STATED GOAL
Copy the records below exactly, leaving out any pictures.

RECORDS FOR THE EXERCISE

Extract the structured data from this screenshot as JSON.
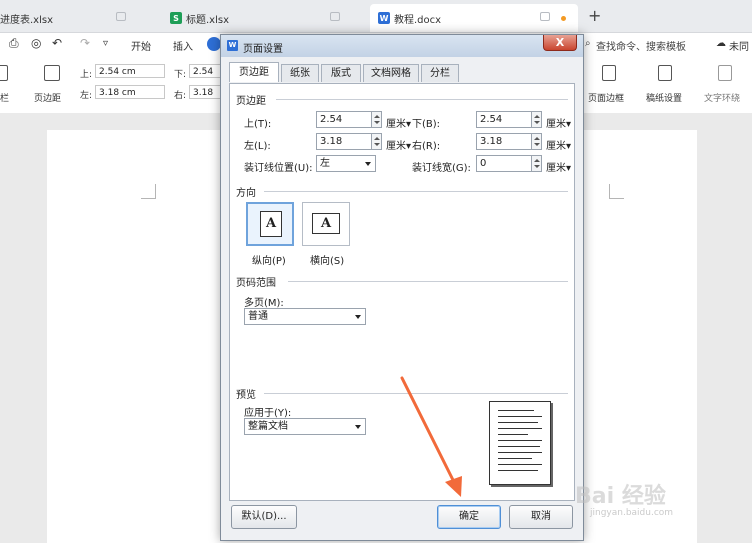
{
  "tabs": [
    {
      "label": "进度表.xlsx",
      "color": "#1e8f4e"
    },
    {
      "label": "标题.xlsx",
      "icon": "S",
      "color": "#1e9e57"
    },
    {
      "label": "教程.docx",
      "icon": "W",
      "color": "#2e6fd6"
    }
  ],
  "ribbon": {
    "start": "开始",
    "insert": "插入",
    "search": "查找命令、搜索模板",
    "cloud": "未同",
    "margin_btn": "页边距",
    "top_label": "上:",
    "top_value": "2.54 cm",
    "bottom_label": "下:",
    "bottom_value": "2.54",
    "left_label": "左:",
    "left_value": "3.18 cm",
    "right_label": "右:",
    "right_value": "3.18",
    "page_border": "页面边框",
    "grid_paper": "稿纸设置",
    "text_env": "文字环绕",
    "left_edge": "栏"
  },
  "dialog": {
    "title": "页面设置",
    "close": "X",
    "tabs": [
      "页边距",
      "纸张",
      "版式",
      "文档网格",
      "分栏"
    ],
    "margin_section": "页边距",
    "top_label": "上(T):",
    "top_value": "2.54",
    "bottom_label": "下(B):",
    "bottom_value": "2.54",
    "left_label": "左(L):",
    "left_value": "3.18",
    "right_label": "右(R):",
    "right_value": "3.18",
    "gutter_pos_label": "装订线位置(U):",
    "gutter_pos_value": "左",
    "gutter_width_label": "装订线宽(G):",
    "gutter_width_value": "0",
    "unit": "厘米",
    "orientation_section": "方向",
    "portrait": "纵向(P)",
    "landscape": "横向(S)",
    "orientation_icon": "A",
    "page_range_section": "页码范围",
    "multi_page_label": "多页(M):",
    "multi_page_value": "普通",
    "preview_section": "预览",
    "apply_label": "应用于(Y):",
    "apply_value": "整篇文档",
    "default_btn": "默认(D)...",
    "ok_btn": "确定",
    "cancel_btn": "取消"
  },
  "annotation_color": "#f26a3a",
  "watermark": {
    "brand": "Bai 经验",
    "url": "jingyan.baidu.com"
  }
}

THE COMPLETED TASK
Extract the structured data from this screenshot as JSON.
{
  "tabs": [
    {
      "label": "进度表.xlsx",
      "color": "#1e8f4e"
    },
    {
      "label": "标题.xlsx",
      "icon": "S",
      "color": "#1e9e57"
    },
    {
      "label": "教程.docx",
      "icon": "W",
      "color": "#2e6fd6"
    }
  ],
  "ribbon": {
    "start": "开始",
    "insert": "插入",
    "search": "查找命令、搜索模板",
    "cloud": "未同",
    "margin_btn": "页边距",
    "top_label": "上:",
    "top_value": "2.54 cm",
    "bottom_label": "下:",
    "bottom_value": "2.54",
    "left_label": "左:",
    "left_value": "3.18 cm",
    "right_label": "右:",
    "right_value": "3.18",
    "page_border": "页面边框",
    "grid_paper": "稿纸设置",
    "text_env": "文字环绕",
    "left_edge": "栏"
  },
  "dialog": {
    "title": "页面设置",
    "close": "X",
    "tabs": [
      "页边距",
      "纸张",
      "版式",
      "文档网格",
      "分栏"
    ],
    "margin_section": "页边距",
    "top_label": "上(T):",
    "top_value": "2.54",
    "bottom_label": "下(B):",
    "bottom_value": "2.54",
    "left_label": "左(L):",
    "left_value": "3.18",
    "right_label": "右(R):",
    "right_value": "3.18",
    "gutter_pos_label": "装订线位置(U):",
    "gutter_pos_value": "左",
    "gutter_width_label": "装订线宽(G):",
    "gutter_width_value": "0",
    "unit": "厘米",
    "orientation_section": "方向",
    "portrait": "纵向(P)",
    "landscape": "横向(S)",
    "orientation_icon": "A",
    "page_range_section": "页码范围",
    "multi_page_label": "多页(M):",
    "multi_page_value": "普通",
    "preview_section": "预览",
    "apply_label": "应用于(Y):",
    "apply_value": "整篇文档",
    "default_btn": "默认(D)...",
    "ok_btn": "确定",
    "cancel_btn": "取消"
  },
  "annotation_color": "#f26a3a",
  "watermark": {
    "brand": "Bai 经验",
    "url": "jingyan.baidu.com"
  }
}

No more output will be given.